*Problem:*
Collect each line of the entries that holds the string "title".

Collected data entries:

★ ★ ★ ★ ★ ★ ★

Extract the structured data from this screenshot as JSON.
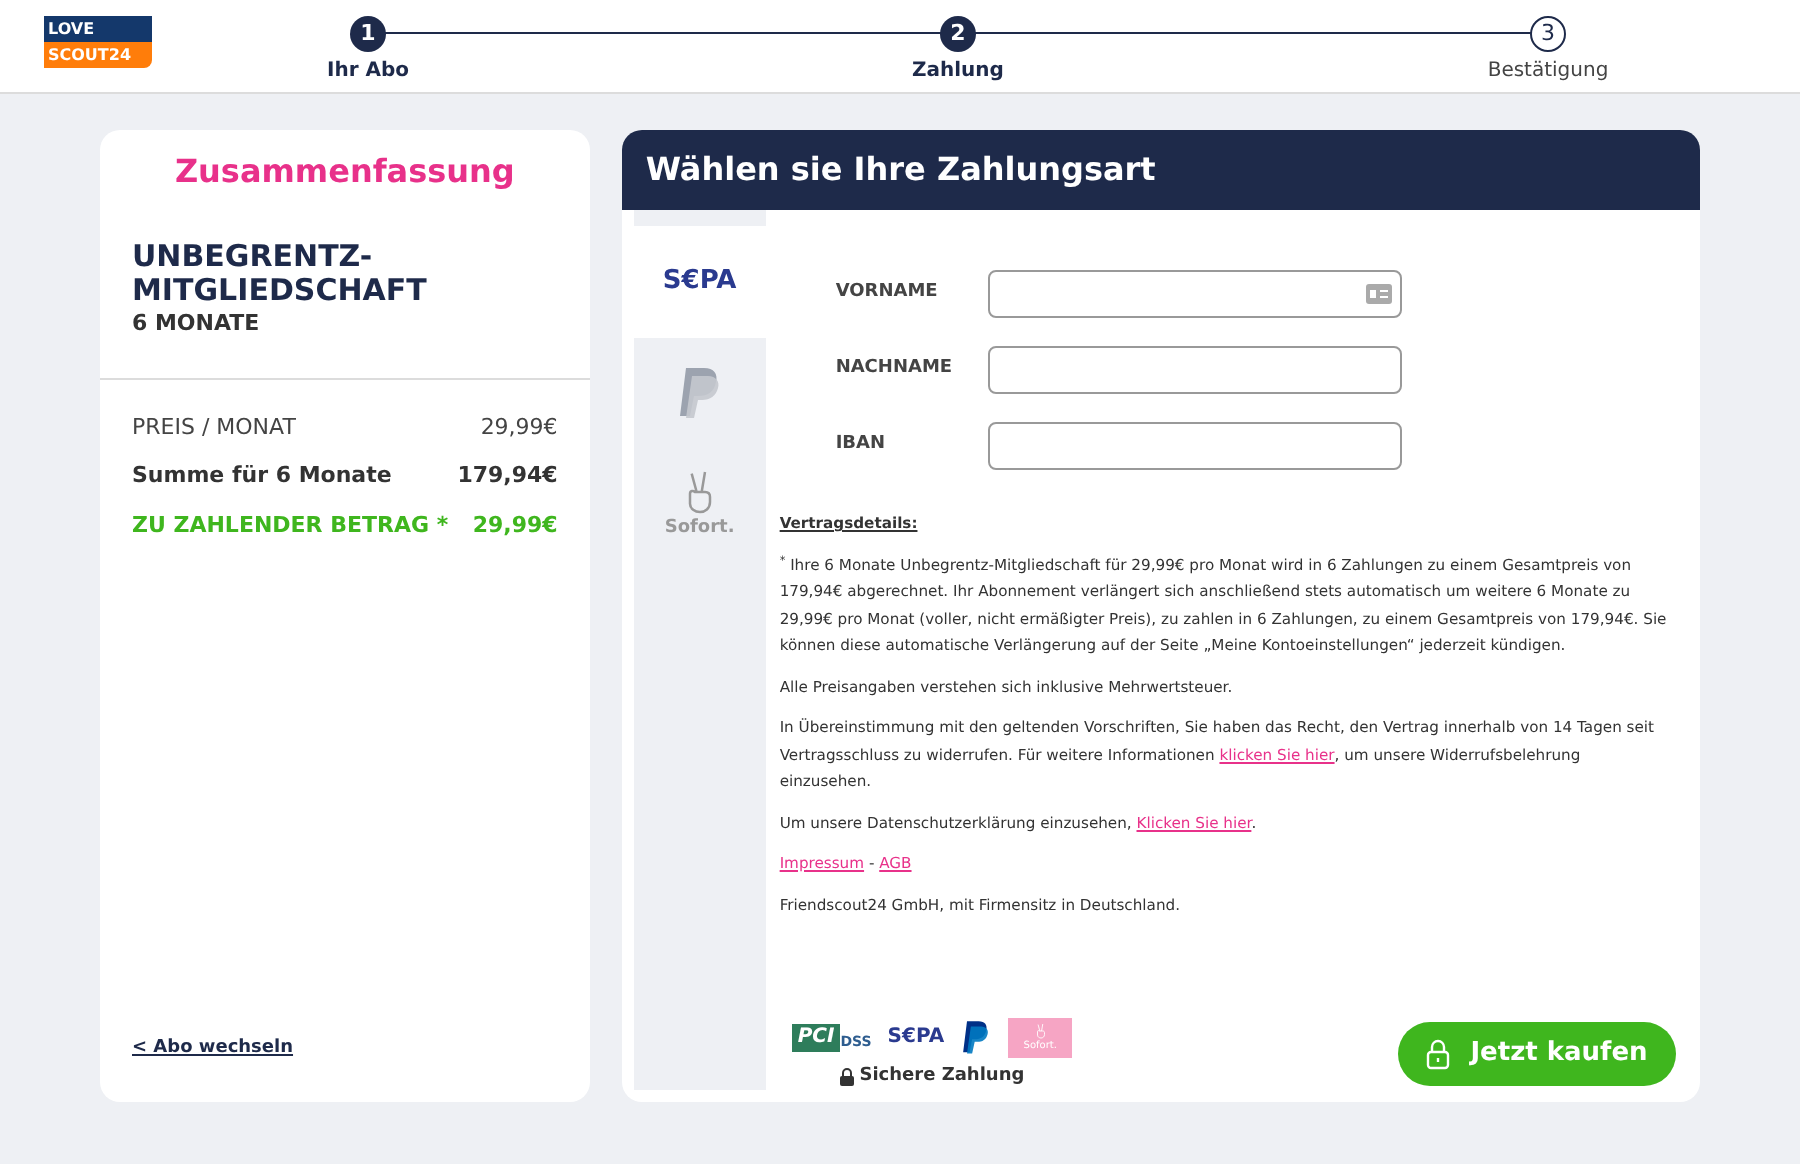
{
  "logo": {
    "top": "LOVE",
    "bottom": "SCOUT24"
  },
  "steps": [
    {
      "number": "1",
      "label": "Ihr Abo",
      "done": true
    },
    {
      "number": "2",
      "label": "Zahlung",
      "done": true
    },
    {
      "number": "3",
      "label": "Bestätigung",
      "done": false
    }
  ],
  "summary": {
    "title": "Zusammenfassung",
    "product": "UNBEGRENTZ-MITGLIEDSCHAFT",
    "duration": "6 MONATE",
    "rows": [
      {
        "kind": "plain",
        "label": "PREIS / MONAT",
        "value": "29,99€"
      },
      {
        "kind": "bold",
        "label": "Summe für 6 Monate",
        "value": "179,94€"
      },
      {
        "kind": "highlight",
        "label": "ZU ZAHLENDER BETRAG *",
        "value": "29,99€"
      }
    ],
    "change_link": "< Abo wechseln"
  },
  "payment": {
    "title": "Wählen sie Ihre Zahlungsart",
    "methods": [
      {
        "kind": "sepa",
        "label": "S€PA",
        "selected": true
      },
      {
        "kind": "paypal",
        "selected": false
      },
      {
        "kind": "sofort",
        "label": "Sofort.",
        "selected": false
      }
    ],
    "fields": [
      {
        "label": "VORNAME",
        "autofill_icon": true
      },
      {
        "label": "NACHNAME",
        "autofill_icon": false
      },
      {
        "label": "IBAN",
        "autofill_icon": false
      }
    ],
    "details_heading": "Vertragsdetails:",
    "paragraphs": [
      [
        {
          "kind": "text",
          "text": "$^{*}$ Ihre 6 Monate Unbegrentz-Mitgliedschaft für 29,99€ pro Monat wird in 6 Zahlungen zu einem Gesamtpreis von 179,94€ abgerechnet. Ihr Abonnement verlängert sich anschließend stets automatisch um weitere 6 Monate zu 29,99€ pro Monat (voller, nicht ermäßigter Preis), zu zahlen in 6 Zahlungen, zu einem Gesamtpreis von 179,94€. Sie können diese automatische Verlängerung auf der Seite „Meine Kontoeinstellungen“ jederzeit kündigen."
        }
      ],
      [
        {
          "kind": "text",
          "text": "Alle Preisangaben verstehen sich inklusive Mehrwertsteuer."
        }
      ],
      [
        {
          "kind": "text",
          "text": "In Übereinstimmung mit den geltenden Vorschriften, Sie haben das Recht, den Vertrag innerhalb von 14 Tagen seit Vertragsschluss zu widerrufen. Für weitere Informationen "
        },
        {
          "kind": "link",
          "text": "klicken Sie hier"
        },
        {
          "kind": "text",
          "text": ", um unsere Widerrufsbelehrung einzusehen."
        }
      ],
      [
        {
          "kind": "text",
          "text": "Um unsere Datenschutzerklärung einzusehen, "
        },
        {
          "kind": "link",
          "text": "Klicken Sie hier"
        },
        {
          "kind": "text",
          "text": "."
        }
      ],
      [
        {
          "kind": "link",
          "text": "Impressum"
        },
        {
          "kind": "text",
          "text": " - "
        },
        {
          "kind": "link",
          "text": "AGB"
        }
      ],
      [
        {
          "kind": "text",
          "text": "Friendscout24 GmbH, mit Firmensitz in Deutschland."
        }
      ]
    ],
    "badges": [
      {
        "kind": "pci",
        "text": "PCI",
        "sub": "DSS"
      },
      {
        "kind": "sepa",
        "text": "S€PA"
      },
      {
        "kind": "paypal"
      },
      {
        "kind": "sofort",
        "text": "Sofort."
      }
    ],
    "secure_label": "Sichere Zahlung",
    "buy_button": "Jetzt kaufen"
  }
}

★ ★ ★ ★ ★ ★ ★

*Answer to the problem:*
    "title": "Zusammenfassung",
    "title": "Wählen sie Ihre Zahlungsart",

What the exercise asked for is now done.